⟨

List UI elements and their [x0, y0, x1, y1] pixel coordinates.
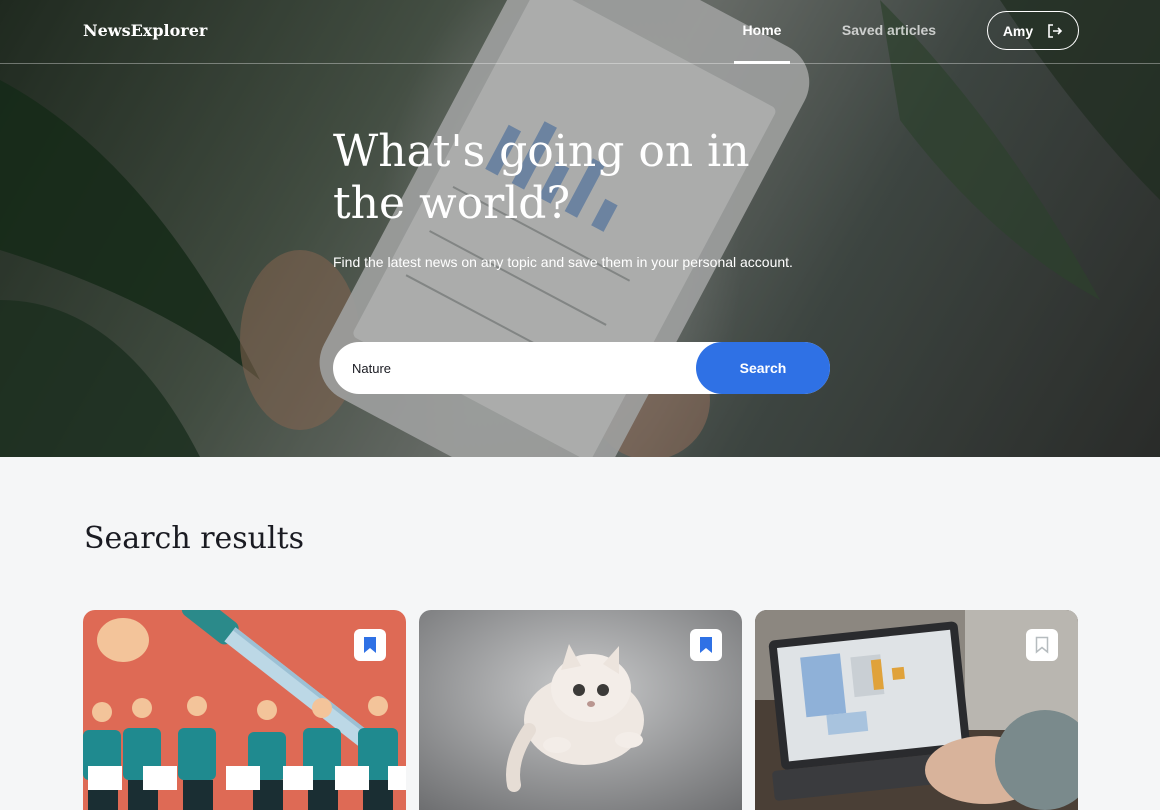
hero-subtitle: Find the latest news on any topic and sa…: [333, 254, 793, 270]
bookmark-filled-icon: [700, 637, 712, 653]
nav-home[interactable]: Home: [734, 0, 790, 64]
results-title: Search results: [84, 521, 305, 556]
bookmark-button[interactable]: [690, 629, 722, 661]
bookmark-button[interactable]: [1026, 629, 1058, 661]
user-name: Amy: [1002, 22, 1034, 39]
bookmark-button[interactable]: [354, 629, 386, 661]
search-input[interactable]: [352, 342, 692, 394]
bookmark-filled-icon: [364, 637, 376, 653]
news-card[interactable]: [83, 610, 406, 810]
search-form: Search: [333, 342, 830, 394]
hero-title: What's going on in the world?: [333, 126, 750, 229]
search-results-section: Search results: [0, 457, 1160, 810]
nav-saved-articles[interactable]: Saved articles: [836, 0, 942, 64]
news-card[interactable]: [755, 610, 1078, 810]
hero-section: NewsExplorer Home Saved articles Amy Wha…: [0, 0, 1160, 457]
logout-icon: [1048, 23, 1063, 38]
site-logo[interactable]: NewsExplorer: [83, 21, 207, 40]
news-card[interactable]: [419, 610, 742, 810]
search-button[interactable]: Search: [696, 342, 830, 394]
user-logout-button[interactable]: Amy: [987, 11, 1079, 50]
bookmark-outline-icon: [1035, 636, 1049, 654]
site-header: NewsExplorer Home Saved articles Amy: [0, 0, 1160, 64]
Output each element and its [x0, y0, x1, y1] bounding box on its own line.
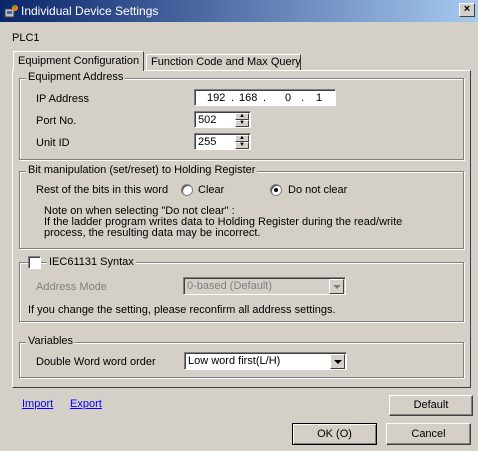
tab-function-code[interactable]: Function Code and Max Query [146, 54, 301, 70]
address-mode-value: 0-based (Default) [187, 280, 272, 292]
import-link[interactable]: Import [22, 398, 53, 410]
double-word-order-dropdown[interactable]: Low word first(L/H) [184, 352, 347, 370]
double-word-order-label: Double Word word order [36, 356, 156, 368]
ip-octet-4[interactable]: 1 [316, 92, 322, 104]
port-spin-buttons[interactable]: ▲ ▼ [235, 113, 249, 128]
iec61131-checkbox[interactable] [28, 256, 41, 269]
tab-panel: Equipment Address IP Address 192 . 168 .… [12, 70, 471, 388]
dialog-window: Individual Device Settings × PLC1 Equipm… [0, 0, 478, 451]
unit-id-spin-buttons[interactable]: ▲ ▼ [235, 135, 249, 150]
iec61131-label[interactable]: IEC61131 Syntax [47, 256, 136, 268]
port-stepper[interactable]: 502 ▲ ▼ [194, 111, 251, 128]
cancel-button[interactable]: Cancel [386, 423, 471, 445]
window-title: Individual Device Settings [21, 4, 159, 18]
bit-manipulation-group: Bit manipulation (set/reset) to Holding … [19, 164, 464, 249]
unit-id-label: Unit ID [36, 137, 70, 149]
group-title: Variables [26, 335, 76, 347]
do-not-clear-radio-label[interactable]: Do not clear [288, 184, 347, 196]
address-mode-label: Address Mode [36, 281, 107, 293]
address-mode-dropdown[interactable]: 0-based (Default) [183, 277, 346, 295]
port-value: 502 [198, 114, 217, 126]
rest-of-bits-label: Rest of the bits in this word [36, 184, 169, 196]
default-button[interactable]: Default [389, 395, 473, 416]
ok-button[interactable]: OK (O) [292, 423, 377, 445]
tab-label: Equipment Configuration [18, 55, 140, 67]
tab-equipment-configuration[interactable]: Equipment Configuration [13, 51, 144, 71]
clear-radio[interactable] [181, 184, 193, 196]
ip-address-field[interactable]: 192 . 168 . 0 . 1 [194, 89, 336, 106]
clear-radio-label[interactable]: Clear [198, 184, 224, 196]
iec-group: IEC61131 Syntax Address Mode 0-based (De… [19, 256, 464, 322]
group-title: Bit manipulation (set/reset) to Holding … [26, 164, 258, 176]
double-word-order-value: Low word first(L/H) [188, 355, 281, 367]
title-bar[interactable]: Individual Device Settings × [0, 0, 478, 22]
ip-octet-1[interactable]: 192 [207, 92, 225, 104]
variables-group: Variables Double Word word order Low wor… [19, 335, 464, 378]
chevron-down-icon[interactable] [330, 354, 345, 369]
ip-octet-2[interactable]: 168 [239, 92, 257, 104]
tab-label: Function Code and Max Query [151, 56, 301, 68]
close-button[interactable]: × [459, 3, 475, 17]
do-not-clear-radio[interactable] [270, 184, 282, 196]
reconfirm-note: If you change the setting, please reconf… [28, 304, 336, 316]
device-settings-icon [4, 5, 18, 18]
export-link[interactable]: Export [70, 398, 102, 410]
ip-address-label: IP Address [36, 93, 89, 105]
ip-octet-3[interactable]: 0 [285, 92, 291, 104]
group-title: Equipment Address [26, 71, 126, 83]
note-line-3: process, the resulting data may be incor… [44, 227, 261, 239]
device-name: PLC1 [12, 32, 40, 44]
unit-id-stepper[interactable]: 255 ▲ ▼ [194, 133, 251, 150]
port-label: Port No. [36, 115, 77, 127]
chevron-down-icon[interactable] [329, 279, 344, 294]
equipment-address-group: Equipment Address IP Address 192 . 168 .… [19, 71, 464, 160]
unit-id-value: 255 [198, 136, 217, 148]
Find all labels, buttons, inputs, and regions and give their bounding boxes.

⟩

▶ _Task instructions_
Reproduce every line of both items above verbatim, leaving out the pictures.

▶ _Written solution_
List UI elements and their [x0, y0, x1, y1] pixel coordinates.
hero-subtitle: Find the latest news on any topic and sa…: [333, 254, 793, 270]
bookmark-filled-icon: [700, 637, 712, 653]
nav-home[interactable]: Home: [734, 0, 790, 64]
results-title: Search results: [84, 521, 305, 556]
bookmark-button[interactable]: [690, 629, 722, 661]
bookmark-button[interactable]: [1026, 629, 1058, 661]
user-name: Amy: [1002, 22, 1034, 39]
bookmark-button[interactable]: [354, 629, 386, 661]
search-input[interactable]: [352, 342, 692, 394]
bookmark-filled-icon: [364, 637, 376, 653]
news-card[interactable]: [83, 610, 406, 810]
search-form: Search: [333, 342, 830, 394]
hero-title: What's going on in the world?: [333, 126, 750, 229]
search-results-section: Search results: [0, 457, 1160, 810]
nav-saved-articles[interactable]: Saved articles: [836, 0, 942, 64]
news-card[interactable]: [755, 610, 1078, 810]
hero-section: NewsExplorer Home Saved articles Amy Wha…: [0, 0, 1160, 457]
logout-icon: [1048, 23, 1063, 38]
site-logo[interactable]: NewsExplorer: [83, 21, 207, 40]
news-card[interactable]: [419, 610, 742, 810]
search-button[interactable]: Search: [696, 342, 830, 394]
user-logout-button[interactable]: Amy: [987, 11, 1079, 50]
bookmark-outline-icon: [1035, 636, 1049, 654]
site-header: NewsExplorer Home Saved articles Amy: [0, 0, 1160, 64]
Output each element and its [x0, y0, x1, y1] bounding box on its own line.
tab-function-code[interactable]: Function Code and Max Query [146, 54, 301, 70]
address-mode-value: 0-based (Default) [187, 280, 272, 292]
import-link[interactable]: Import [22, 398, 53, 410]
double-word-order-dropdown[interactable]: Low word first(L/H) [184, 352, 347, 370]
double-word-order-label: Double Word word order [36, 356, 156, 368]
ip-octet-4[interactable]: 1 [316, 92, 322, 104]
port-spin-buttons[interactable]: ▲ ▼ [235, 113, 249, 128]
iec61131-checkbox[interactable] [28, 256, 41, 269]
tab-panel: Equipment Address IP Address 192 . 168 .… [12, 70, 471, 388]
dialog-window: Individual Device Settings × PLC1 Equipm… [0, 0, 478, 451]
unit-id-spin-buttons[interactable]: ▲ ▼ [235, 135, 249, 150]
iec61131-label[interactable]: IEC61131 Syntax [47, 256, 136, 268]
port-stepper[interactable]: 502 ▲ ▼ [194, 111, 251, 128]
cancel-button[interactable]: Cancel [386, 423, 471, 445]
window-title: Individual Device Settings [21, 4, 159, 18]
bit-manipulation-group: Bit manipulation (set/reset) to Holding … [19, 164, 464, 249]
unit-id-label: Unit ID [36, 137, 70, 149]
group-title: Variables [26, 335, 76, 347]
do-not-clear-radio-label[interactable]: Do not clear [288, 184, 347, 196]
address-mode-label: Address Mode [36, 281, 107, 293]
address-mode-dropdown[interactable]: 0-based (Default) [183, 277, 346, 295]
port-value: 502 [198, 114, 217, 126]
rest-of-bits-label: Rest of the bits in this word [36, 184, 169, 196]
default-button[interactable]: Default [389, 395, 473, 416]
ok-button[interactable]: OK (O) [292, 423, 377, 445]
tab-label: Equipment Configuration [18, 55, 140, 67]
tab-equipment-configuration[interactable]: Equipment Configuration [13, 51, 144, 71]
clear-radio[interactable] [181, 184, 193, 196]
ip-address-field[interactable]: 192 . 168 . 0 . 1 [194, 89, 336, 106]
clear-radio-label[interactable]: Clear [198, 184, 224, 196]
iec-group: IEC61131 Syntax Address Mode 0-based (De… [19, 256, 464, 322]
group-title: Bit manipulation (set/reset) to Holding … [26, 164, 258, 176]
double-word-order-value: Low word first(L/H) [188, 355, 281, 367]
title-bar[interactable]: Individual Device Settings × [0, 0, 478, 22]
ip-octet-1[interactable]: 192 [207, 92, 225, 104]
variables-group: Variables Double Word word order Low wor… [19, 335, 464, 378]
chevron-down-icon[interactable] [330, 354, 345, 369]
ip-octet-2[interactable]: 168 [239, 92, 257, 104]
tab-label: Function Code and Max Query [151, 56, 301, 68]
close-button[interactable]: × [459, 3, 475, 17]
do-not-clear-radio[interactable] [270, 184, 282, 196]
reconfirm-note: If you change the setting, please reconf… [28, 304, 336, 316]
device-settings-icon [4, 5, 18, 18]
export-link[interactable]: Export [70, 398, 102, 410]
ip-address-label: IP Address [36, 93, 89, 105]
ip-octet-3[interactable]: 0 [285, 92, 291, 104]
group-title: Equipment Address [26, 71, 126, 83]
note-line-3: process, the resulting data may be incor… [44, 227, 261, 239]
device-name: PLC1 [12, 32, 40, 44]
unit-id-stepper[interactable]: 255 ▲ ▼ [194, 133, 251, 150]
port-label: Port No. [36, 115, 77, 127]
chevron-down-icon[interactable] [329, 279, 344, 294]
equipment-address-group: Equipment Address IP Address 192 . 168 .… [19, 71, 464, 160]
unit-id-value: 255 [198, 136, 217, 148]
Find all labels, buttons, inputs, and regions and give their bounding boxes.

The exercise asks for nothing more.